• **Problem description**:
Omit any picture, and return the remaining data exactly as written.

--------------------------------

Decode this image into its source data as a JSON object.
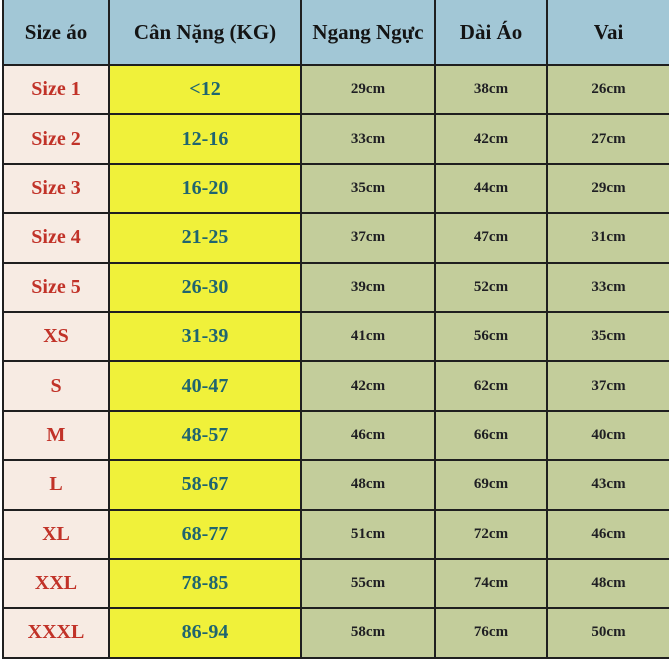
{
  "chart_data": {
    "type": "table",
    "title": "",
    "columns": [
      "Size áo",
      "Cân Nặng (KG)",
      "Ngang Ngực",
      "Dài Áo",
      "Vai"
    ],
    "rows": [
      [
        "Size 1",
        "<12",
        "29cm",
        "38cm",
        "26cm"
      ],
      [
        "Size 2",
        "12-16",
        "33cm",
        "42cm",
        "27cm"
      ],
      [
        "Size 3",
        "16-20",
        "35cm",
        "44cm",
        "29cm"
      ],
      [
        "Size 4",
        "21-25",
        "37cm",
        "47cm",
        "31cm"
      ],
      [
        "Size 5",
        "26-30",
        "39cm",
        "52cm",
        "33cm"
      ],
      [
        "XS",
        "31-39",
        "41cm",
        "56cm",
        "35cm"
      ],
      [
        "S",
        "40-47",
        "42cm",
        "62cm",
        "37cm"
      ],
      [
        "M",
        "48-57",
        "46cm",
        "66cm",
        "40cm"
      ],
      [
        "L",
        "58-67",
        "48cm",
        "69cm",
        "43cm"
      ],
      [
        "XL",
        "68-77",
        "51cm",
        "72cm",
        "46cm"
      ],
      [
        "XXL",
        "78-85",
        "55cm",
        "74cm",
        "48cm"
      ],
      [
        "XXXL",
        "86-94",
        "58cm",
        "76cm",
        "50cm"
      ]
    ],
    "layout": {
      "grid": true,
      "header_row": true
    }
  },
  "colors": {
    "header_bg": "#a2c7d6",
    "size_col_bg": "#f7ebe3",
    "weight_col_bg": "#f0f13a",
    "measure_col_bg": "#c3cd9b",
    "border": "#1f1f1f",
    "size_text": "#c13228",
    "weight_text": "#1f6570",
    "measure_text": "#1f1f23",
    "header_text": "#141414"
  }
}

--------------------------------

• **Final answer**:
Decode this image into its source data as a JSON object.
{
  "chart_data": {
    "type": "table",
    "title": "",
    "columns": [
      "Size áo",
      "Cân Nặng (KG)",
      "Ngang Ngực",
      "Dài Áo",
      "Vai"
    ],
    "rows": [
      [
        "Size 1",
        "<12",
        "29cm",
        "38cm",
        "26cm"
      ],
      [
        "Size 2",
        "12-16",
        "33cm",
        "42cm",
        "27cm"
      ],
      [
        "Size 3",
        "16-20",
        "35cm",
        "44cm",
        "29cm"
      ],
      [
        "Size 4",
        "21-25",
        "37cm",
        "47cm",
        "31cm"
      ],
      [
        "Size 5",
        "26-30",
        "39cm",
        "52cm",
        "33cm"
      ],
      [
        "XS",
        "31-39",
        "41cm",
        "56cm",
        "35cm"
      ],
      [
        "S",
        "40-47",
        "42cm",
        "62cm",
        "37cm"
      ],
      [
        "M",
        "48-57",
        "46cm",
        "66cm",
        "40cm"
      ],
      [
        "L",
        "58-67",
        "48cm",
        "69cm",
        "43cm"
      ],
      [
        "XL",
        "68-77",
        "51cm",
        "72cm",
        "46cm"
      ],
      [
        "XXL",
        "78-85",
        "55cm",
        "74cm",
        "48cm"
      ],
      [
        "XXXL",
        "86-94",
        "58cm",
        "76cm",
        "50cm"
      ]
    ],
    "layout": {
      "grid": true,
      "header_row": true
    }
  },
  "colors": {
    "header_bg": "#a2c7d6",
    "size_col_bg": "#f7ebe3",
    "weight_col_bg": "#f0f13a",
    "measure_col_bg": "#c3cd9b",
    "border": "#1f1f1f",
    "size_text": "#c13228",
    "weight_text": "#1f6570",
    "measure_text": "#1f1f23",
    "header_text": "#141414"
  }
}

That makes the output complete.